Exclude the pictures, then copy all remaining records exactly.

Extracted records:
┄┄┄┄┄┄┄┄┄┄┄┄┄┄┄┄┄┄┄┄

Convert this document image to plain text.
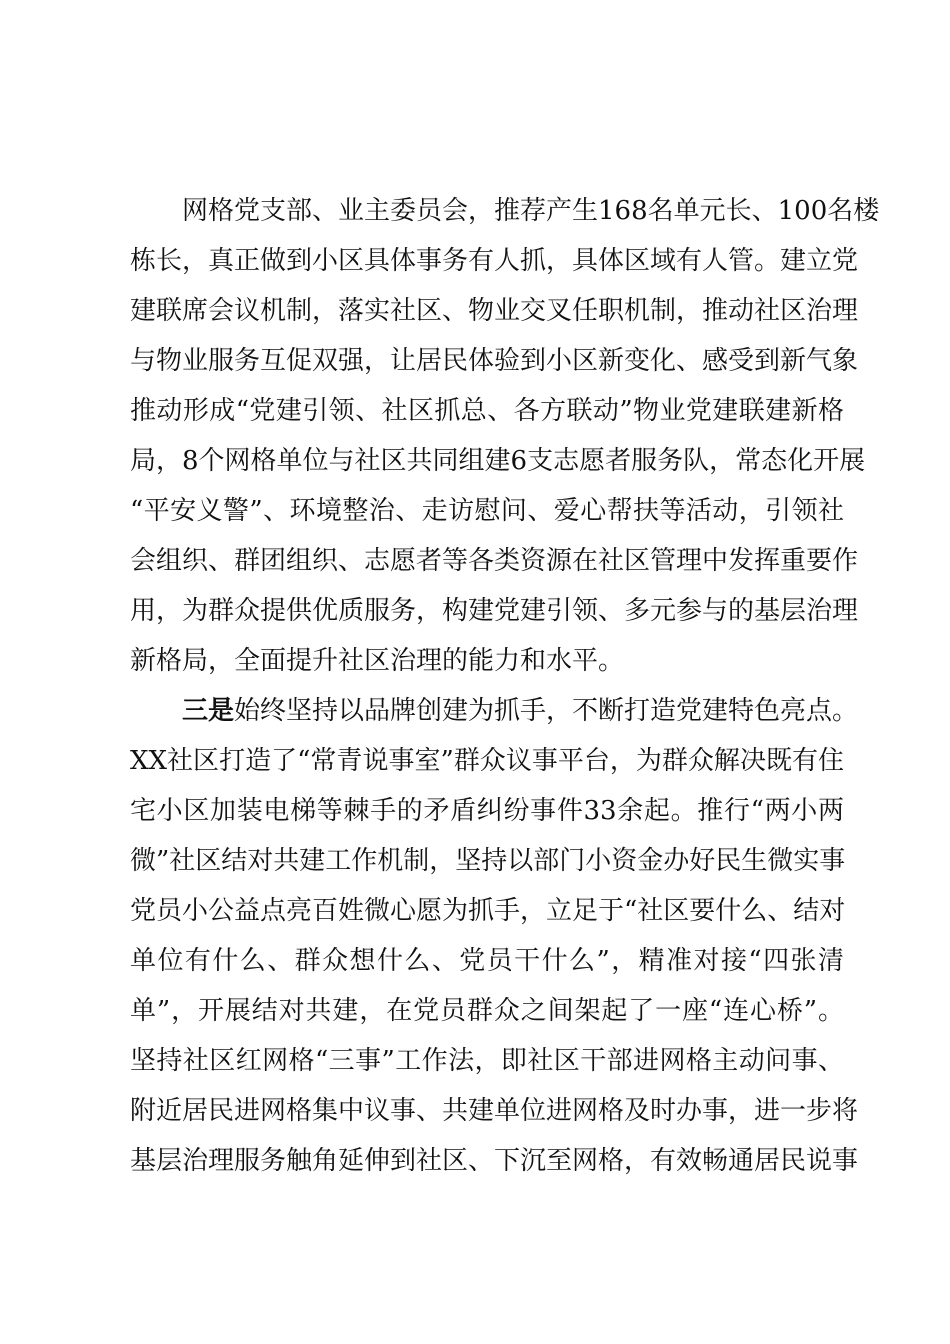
网格党支部、业主委员会，推荐产生168名单元长、100名楼
栋长，真正做到小区具体事务有人抓，具体区域有人管。建立党
建联席会议机制，落实社区、物业交叉任职机制，推动社区治理
与物业服务互促双强，让居民体验到小区新变化、感受到新气象
推动形成“党建引领、社区抓总、各方联动”物业党建联建新格
局，8个网格单位与社区共同组建6支志愿者服务队，常态化开展
“平安义警”、环境整治、走访慰问、爱心帮扶等活动，引领社
会组织、群团组织、志愿者等各类资源在社区管理中发挥重要作
用，为群众提供优质服务，构建党建引领、多元参与的基层治理
新格局，全面提升社区治理的能力和水平。
三是始终坚持以品牌创建为抓手，不断打造党建特色亮点。
XX社区打造了“常青说事室”群众议事平台，为群众解决既有住
宅小区加装电梯等棘手的矛盾纠纷事件33余起。推行“两小两
微”社区结对共建工作机制，坚持以部门小资金办好民生微实事
党员小公益点亮百姓微心愿为抓手，立足于“社区要什么、结对
单位有什么、群众想什么、党员干什么”，精准对接“四张清
单”，开展结对共建，在党员群众之间架起了一座“连心桥”。
坚持社区红网格“三事”工作法，即社区干部进网格主动问事、
附近居民进网格集中议事、共建单位进网格及时办事，进一步将
基层治理服务触角延伸到社区、下沉至网格，有效畅通居民说事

┄┄┄┄┄┄┄┄┄┄┄┄┄┄┄┄┄┄┄┄

> **The solution**:
Convert this document image to plain text.
网格党支部、业主委员会，推荐产生168名单元长、100名楼
栋长，真正做到小区具体事务有人抓，具体区域有人管。建立党
建联席会议机制，落实社区、物业交叉任职机制，推动社区治理
与物业服务互促双强，让居民体验到小区新变化、感受到新气象
推动形成“党建引领、社区抓总、各方联动”物业党建联建新格
局，8个网格单位与社区共同组建6支志愿者服务队，常态化开展
“平安义警”、环境整治、走访慰问、爱心帮扶等活动，引领社
会组织、群团组织、志愿者等各类资源在社区管理中发挥重要作
用，为群众提供优质服务，构建党建引领、多元参与的基层治理
新格局，全面提升社区治理的能力和水平。
三是始终坚持以品牌创建为抓手，不断打造党建特色亮点。
XX社区打造了“常青说事室”群众议事平台，为群众解决既有住
宅小区加装电梯等棘手的矛盾纠纷事件33余起。推行“两小两
微”社区结对共建工作机制，坚持以部门小资金办好民生微实事
党员小公益点亮百姓微心愿为抓手，立足于“社区要什么、结对
单位有什么、群众想什么、党员干什么”，精准对接“四张清
单”，开展结对共建，在党员群众之间架起了一座“连心桥”。
坚持社区红网格“三事”工作法，即社区干部进网格主动问事、
附近居民进网格集中议事、共建单位进网格及时办事，进一步将
基层治理服务触角延伸到社区、下沉至网格，有效畅通居民说事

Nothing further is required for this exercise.